PROBLEM DESCRIPTION:
Copy out all lines that hold "switch".

** start **

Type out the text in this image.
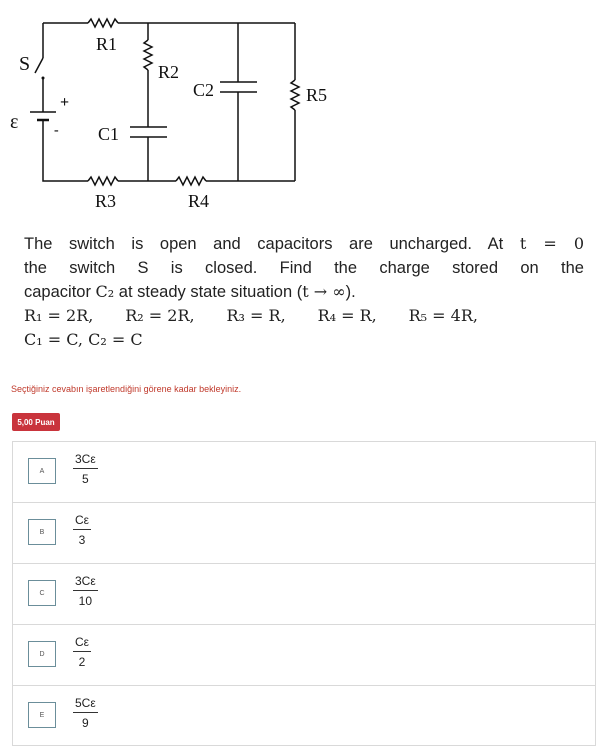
S
ε
+
-
R1
R2
C2	R5
C1
R3	R4
The switch is open and capacitors are uncharged. At t = 0
the switch S is closed. Find the charge stored on the
capacitor C₂ at steady state situation (t → ∞).
R₁ = 2R, R₂ = 2R, R₃ = R, R₄ = R, R₅ = 4R,
C₁ = C, C₂ = C
Seçtiğiniz cevabın işaretlendiğini görene kadar bekleyiniz.
5,00 Puan
A	$\frac{3C\varepsilon}{5}$
B	$\frac{C\varepsilon}{3}$
C	$\frac{3C\varepsilon}{10}$
D	$\frac{C\varepsilon}{2}$
E	$\frac{5C\varepsilon}{9}$
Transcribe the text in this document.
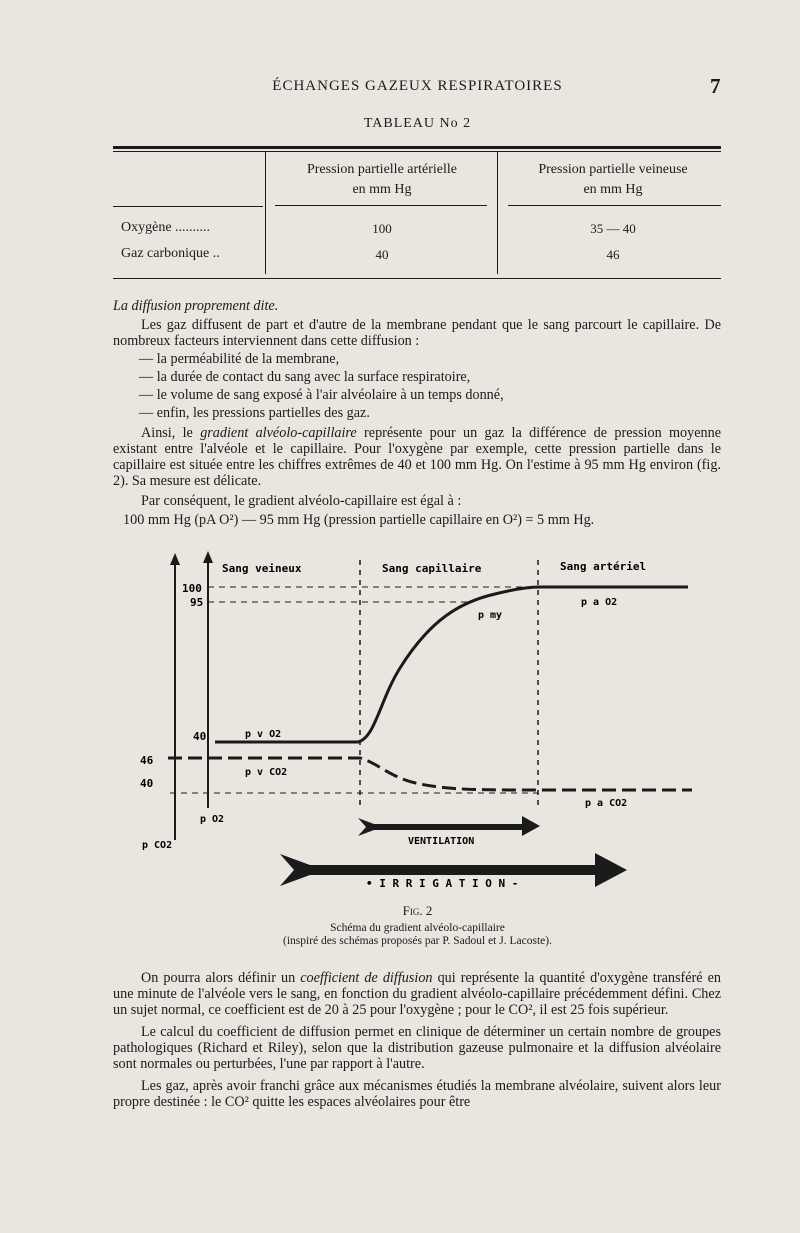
ÉCHANGES GAZEUX RESPIRATOIRES	7
TABLEAU No 2
Pression partielle artérielle
en mm Hg
Pression partielle veineuse
en mm Hg
Oxygène ..........	100	35 — 40
Gaz carbonique ..	40	46

La diffusion proprement dite.

Les gaz diffusent de part et d'autre de la membrane pendant que le sang parcourt le capillaire. De nombreux facteurs interviennent dans cette diffusion :

— la perméabilité de la membrane,

— la durée de contact du sang avec la surface respiratoire,

— le volume de sang exposé à l'air alvéolaire à un temps donné,

— enfin, les pressions partielles des gaz.

Ainsi, le gradient alvéolo-capillaire représente pour un gaz la différence de pression moyenne existant entre l'alvéole et le capillaire. Pour l'oxygène par exemple, cette pression partielle dans le capillaire est située entre les chiffres extrêmes de 40 et 100 mm Hg. On l'estime à 95 mm Hg environ (fig. 2). Sa mesure est délicate.

Par conséquent, le gradient alvéolo-capillaire est égal à :

100 mm Hg (pA O²) — 95 mm Hg (pression partielle capillaire en O²) = 5 mm Hg.

Sang veineux	Sang capillaire	Sang artériel
100
95
40
46
40
p my
p a O2
p v O2
p v CO2
p a CO2
p O2
p CO2	VENTILATION
• I R R I G A T I O N -
Fig. 2
Schéma du gradient alvéolo-capillaire
(inspiré des schémas proposés par P. Sadoul et J. Lacoste).

On pourra alors définir un coefficient de diffusion qui représente la quantité d'oxygène transféré en une minute de l'alvéole vers le sang, en fonction du gradient alvéolo-capillaire précédemment défini. Chez un sujet normal, ce coefficient est de 20 à 25 pour l'oxygène ; pour le CO², il est 25 fois supérieur.

Le calcul du coefficient de diffusion permet en clinique de déterminer un certain nombre de groupes pathologiques (Richard et Riley), selon que la distribution gazeuse pulmonaire et la diffusion alvéolaire sont normales ou perturbées, l'une par rapport à l'autre.

Les gaz, après avoir franchi grâce aux mécanismes étudiés la membrane alvéolaire, suivent alors leur propre destinée : le CO² quitte les espaces alvéolaires pour être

** end **

ANSWER TO THE PROBLEM:
The switch is open and capacitors are uncharged. At t = 0
the switch S is closed. Find the charge stored on the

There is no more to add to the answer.